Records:
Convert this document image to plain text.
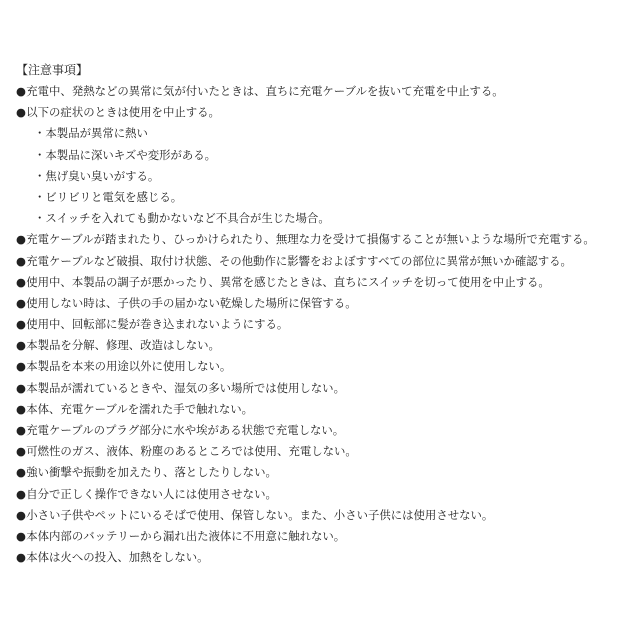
【注意事項】
●充電中、発熱などの異常に気が付いたときは、直ちに充電ケーブルを抜いて充電を中止する。
●以下の症状のときは使用を中止する。
・本製品が異常に熱い
・本製品に深いキズや変形がある。
・焦げ臭い臭いがする。
・ビリビリと電気を感じる。
・スイッチを入れても動かないなど不具合が生じた場合。
●充電ケーブルが踏まれたり、ひっかけられたり、無理な力を受けて損傷することが無いような場所で充電する。
●充電ケーブルなど破損、取付け状態、その他動作に影響をおよぼすすべての部位に異常が無いか確認する。
●使用中、本製品の調子が悪かったり、異常を感じたときは、直ちにスイッチを切って使用を中止する。
●使用しない時は、子供の手の届かない乾燥した場所に保管する。
●使用中、回転部に髪が巻き込まれないようにする。
●本製品を分解、修理、改造はしない。
●本製品を本来の用途以外に使用しない。
●本製品が濡れているときや、湿気の多い場所では使用しない。
●本体、充電ケーブルを濡れた手で触れない。
●充電ケーブルのプラグ部分に水や埃がある状態で充電しない。
●可燃性のガス、液体、粉塵のあるところでは使用、充電しない。
●強い衝撃や振動を加えたり、落としたりしない。
●自分で正しく操作できない人には使用させない。
●小さい子供やペットにいるそばで使用、保管しない。また、小さい子供には使用させない。
●本体内部のバッテリーから漏れ出た液体に不用意に触れない。
●本体は火への投入、加熱をしない。
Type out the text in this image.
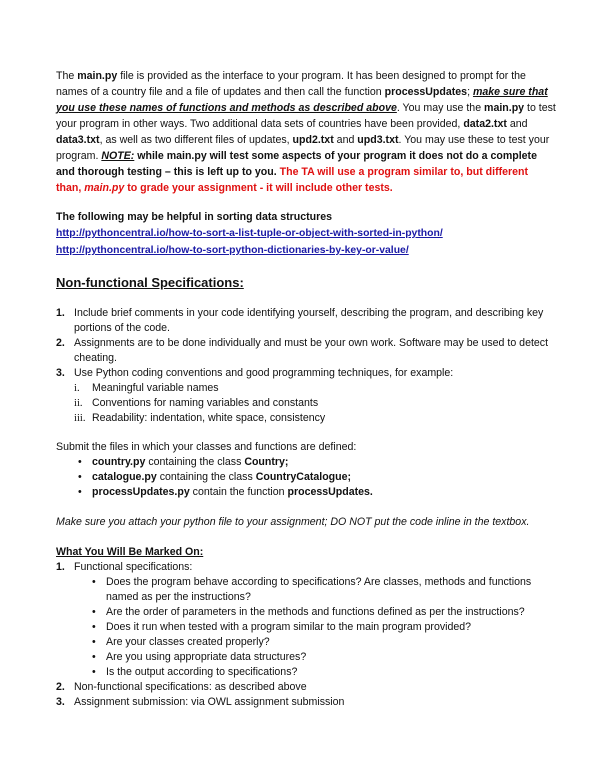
The main.py file is provided as the interface to your program. It has been designed to prompt for the names of a country file and a file of updates and then call the function processUpdates; make sure that you use these names of functions and methods as described above. You may use the main.py to test your program in other ways. Two additional data sets of countries have been provided, data2.txt and data3.txt, as well as two different files of updates, upd2.txt and upd3.txt. You may use these to test your program. NOTE: while main.py will test some aspects of your program it does not do a complete and thorough testing – this is left up to you. The TA will use a program similar to, but different than, main.py to grade your assignment - it will include other tests.

The following may be helpful in sorting data structures

http://pythoncentral.io/how-to-sort-a-list-tuple-or-object-with-sorted-in-python/
http://pythoncentral.io/how-to-sort-python-dictionaries-by-key-or-value/
Non-functional Specifications:
1. Include brief comments in your code identifying yourself, describing the program, and describing key portions of the code.
2. Assignments are to be done individually and must be your own work. Software may be used to detect cheating.
3. Use Python coding conventions and good programming techniques, for example:
i.	Meaningful variable names
ii. Conventions for naming variables and constants
iii. Readability: indentation, white space, consistency
Submit the files in which your classes and functions are defined:
• country.py containing the class Country;
• catalogue.py containing the class CountryCatalogue;
• processUpdates.py contain the function processUpdates.
Make sure you attach your python file to your assignment; DO NOT put the code inline in the textbox.
What You Will Be Marked On:
1. Functional specifications:
• Does the program behave according to specifications? Are classes, methods and functions named as per the instructions?
• Are the order of parameters in the methods and functions defined as per the instructions?
• Does it run when tested with a program similar to the main program provided?
• Are your classes created properly?
• Are you using appropriate data structures?
• Is the output according to specifications?
2. Non-functional specifications: as described above
3. Assignment submission: via OWL assignment submission
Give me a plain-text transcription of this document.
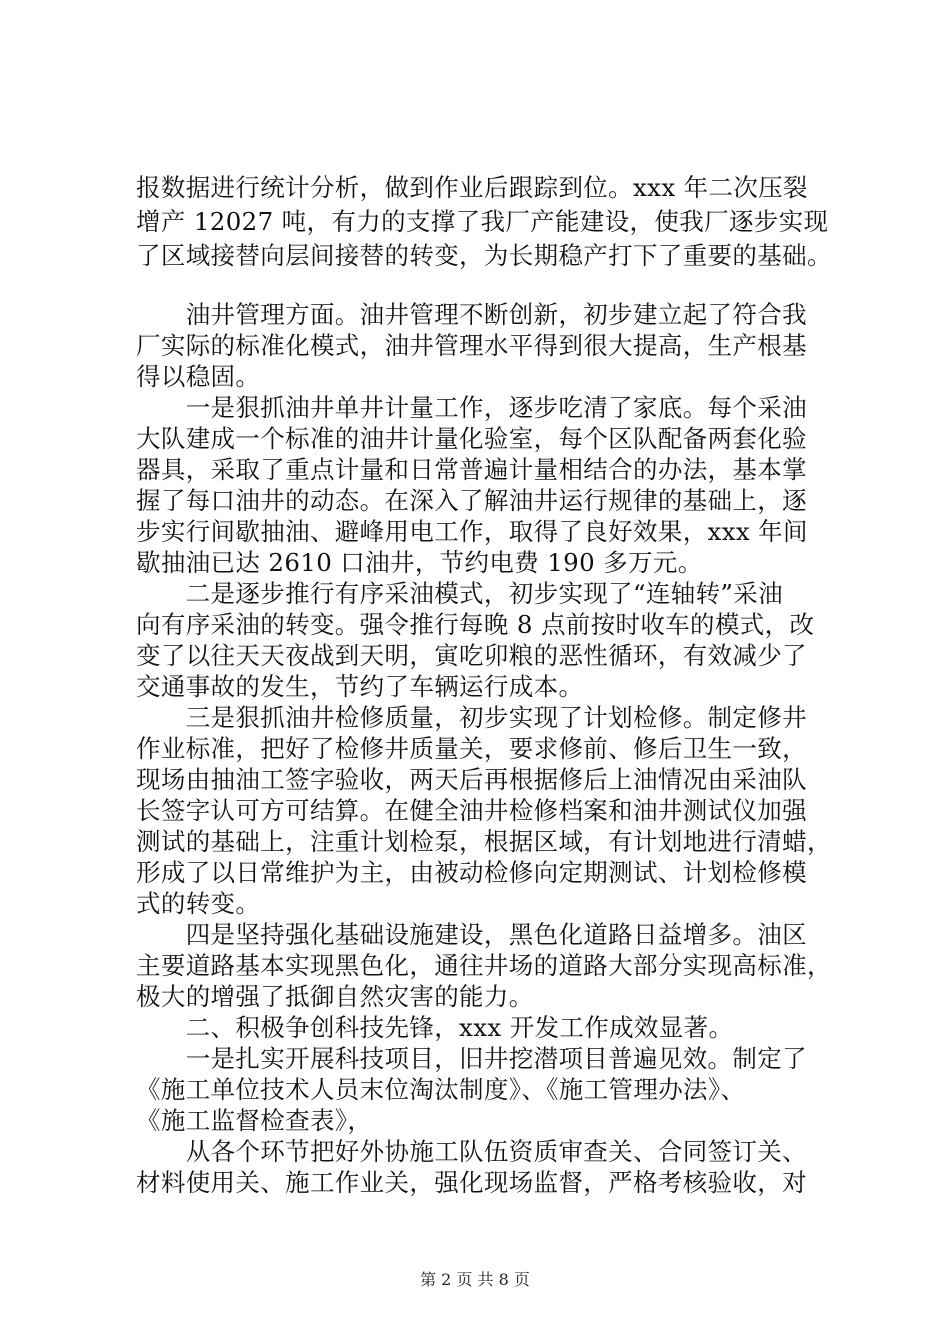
报数据进行统计分析，做到作业后跟踪到位。xxx 年二次压裂
增产 12027 吨，有力的支撑了我厂产能建设，使我厂逐步实现
了区域接替向层间接替的转变，为长期稳产打下了重要的基础。
　　油井管理方面。油井管理不断创新，初步建立起了符合我
厂实际的标准化模式，油井管理水平得到很大提高，生产根基
得以稳固。
　　一是狠抓油井单井计量工作，逐步吃清了家底。每个采油
大队建成一个标准的油井计量化验室，每个区队配备两套化验
器具，采取了重点计量和日常普遍计量相结合的办法，基本掌
握了每口油井的动态。在深入了解油井运行规律的基础上，逐
步实行间歇抽油、避峰用电工作，取得了良好效果，xxx 年间
歇抽油已达 2610 口油井，节约电费 190 多万元。
　　二是逐步推行有序采油模式，初步实现了“连轴转”采油
向有序采油的转变。强令推行每晚 8 点前按时收车的模式，改
变了以往天天夜战到天明，寅吃卯粮的恶性循环，有效减少了
交通事故的发生，节约了车辆运行成本。
　　三是狠抓油井检修质量，初步实现了计划检修。制定修井
作业标准，把好了检修井质量关，要求修前、修后卫生一致，
现场由抽油工签字验收，两天后再根据修后上油情况由采油队
长签字认可方可结算。在健全油井检修档案和油井测试仪加强
测试的基础上，注重计划检泵，根据区域，有计划地进行清蜡，
形成了以日常维护为主，由被动检修向定期测试、计划检修模
式的转变。
　　四是坚持强化基础设施建设，黑色化道路日益增多。油区
主要道路基本实现黑色化，通往井场的道路大部分实现高标准，
极大的增强了抵御自然灾害的能力。
　　二、积极争创科技先锋，xxx 开发工作成效显著。
　　一是扎实开展科技项目，旧井挖潜项目普遍见效。制定了
《施工单位技术人员末位淘汰制度》、《施工管理办法》、
《施工监督检查表》，
　　从各个环节把好外协施工队伍资质审查关、合同签订关、
材料使用关、施工作业关，强化现场监督，严格考核验收，对
第 2 页 共 8 页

# EXERCISE GOAL
The data should be printed again unchanged; leave its pictures out.

# FULL OUTPUT
Convert this document image to plain text.
【注意事項】
●充電中、発熱などの異常に気が付いたときは、直ちに充電ケーブルを抜いて充電を中止する。
●以下の症状のときは使用を中止する。
・本製品が異常に熱い
・本製品に深いキズや変形がある。
・焦げ臭い臭いがする。
・ビリビリと電気を感じる。
・スイッチを入れても動かないなど不具合が生じた場合。
●充電ケーブルが踏まれたり、ひっかけられたり、無理な力を受けて損傷することが無いような場所で充電する。
●充電ケーブルなど破損、取付け状態、その他動作に影響をおよぼすすべての部位に異常が無いか確認する。
●使用中、本製品の調子が悪かったり、異常を感じたときは、直ちにスイッチを切って使用を中止する。
●使用しない時は、子供の手の届かない乾燥した場所に保管する。
●使用中、回転部に髪が巻き込まれないようにする。
●本製品を分解、修理、改造はしない。
●本製品を本来の用途以外に使用しない。
●本製品が濡れているときや、湿気の多い場所では使用しない。
●本体、充電ケーブルを濡れた手で触れない。
●充電ケーブルのプラグ部分に水や埃がある状態で充電しない。
●可燃性のガス、液体、粉塵のあるところでは使用、充電しない。
●強い衝撃や振動を加えたり、落としたりしない。
●自分で正しく操作できない人には使用させない。
●小さい子供やペットにいるそばで使用、保管しない。また、小さい子供には使用させない。
●本体内部のバッテリーから漏れ出た液体に不用意に触れない。
●本体は火への投入、加熱をしない。
Type out the text in this image.
The main.py file is provided as the interface to your program. It has been designed to prompt for the names of a country file and a file of updates and then call the function processUpdates; make sure that you use these names of functions and methods as described above. You may use the main.py to test your program in other ways. Two additional data sets of countries have been provided, data2.txt and data3.txt, as well as two different files of updates, upd2.txt and upd3.txt. You may use these to test your program. NOTE: while main.py will test some aspects of your program it does not do a complete and thorough testing – this is left up to you. The TA will use a program similar to, but different than, main.py to grade your assignment - it will include other tests.

The following may be helpful in sorting data structures

http://pythoncentral.io/how-to-sort-a-list-tuple-or-object-with-sorted-in-python/
http://pythoncentral.io/how-to-sort-python-dictionaries-by-key-or-value/
Non-functional Specifications:
1. Include brief comments in your code identifying yourself, describing the program, and describing key portions of the code.
2. Assignments are to be done individually and must be your own work. Software may be used to detect cheating.
3. Use Python coding conventions and good programming techniques, for example:
i.	Meaningful variable names
ii. Conventions for naming variables and constants
iii. Readability: indentation, white space, consistency
Submit the files in which your classes and functions are defined:
• country.py containing the class Country;
• catalogue.py containing the class CountryCatalogue;
• processUpdates.py contain the function processUpdates.
Make sure you attach your python file to your assignment; DO NOT put the code inline in the textbox.
What You Will Be Marked On:
1. Functional specifications:
• Does the program behave according to specifications? Are classes, methods and functions named as per the instructions?
• Are the order of parameters in the methods and functions defined as per the instructions?
• Does it run when tested with a program similar to the main program provided?
• Are your classes created properly?
• Are you using appropriate data structures?
• Is the output according to specifications?
2. Non-functional specifications: as described above
3. Assignment submission: via OWL assignment submission
Give me a plain-text transcription of this document.
报数据进行统计分析，做到作业后跟踪到位。xxx 年二次压裂
增产 12027 吨，有力的支撑了我厂产能建设，使我厂逐步实现
了区域接替向层间接替的转变，为长期稳产打下了重要的基础。
　　油井管理方面。油井管理不断创新，初步建立起了符合我
厂实际的标准化模式，油井管理水平得到很大提高，生产根基
得以稳固。
　　一是狠抓油井单井计量工作，逐步吃清了家底。每个采油
大队建成一个标准的油井计量化验室，每个区队配备两套化验
器具，采取了重点计量和日常普遍计量相结合的办法，基本掌
握了每口油井的动态。在深入了解油井运行规律的基础上，逐
步实行间歇抽油、避峰用电工作，取得了良好效果，xxx 年间
歇抽油已达 2610 口油井，节约电费 190 多万元。
　　二是逐步推行有序采油模式，初步实现了“连轴转”采油
向有序采油的转变。强令推行每晚 8 点前按时收车的模式，改
变了以往天天夜战到天明，寅吃卯粮的恶性循环，有效减少了
交通事故的发生，节约了车辆运行成本。
　　三是狠抓油井检修质量，初步实现了计划检修。制定修井
作业标准，把好了检修井质量关，要求修前、修后卫生一致，
现场由抽油工签字验收，两天后再根据修后上油情况由采油队
长签字认可方可结算。在健全油井检修档案和油井测试仪加强
测试的基础上，注重计划检泵，根据区域，有计划地进行清蜡，
形成了以日常维护为主，由被动检修向定期测试、计划检修模
式的转变。
　　四是坚持强化基础设施建设，黑色化道路日益增多。油区
主要道路基本实现黑色化，通往井场的道路大部分实现高标准，
极大的增强了抵御自然灾害的能力。
　　二、积极争创科技先锋，xxx 开发工作成效显著。
　　一是扎实开展科技项目，旧井挖潜项目普遍见效。制定了
《施工单位技术人员末位淘汰制度》、《施工管理办法》、
《施工监督检查表》，
　　从各个环节把好外协施工队伍资质审查关、合同签订关、
材料使用关、施工作业关，强化现场监督，严格考核验收，对
第 2 页 共 8 页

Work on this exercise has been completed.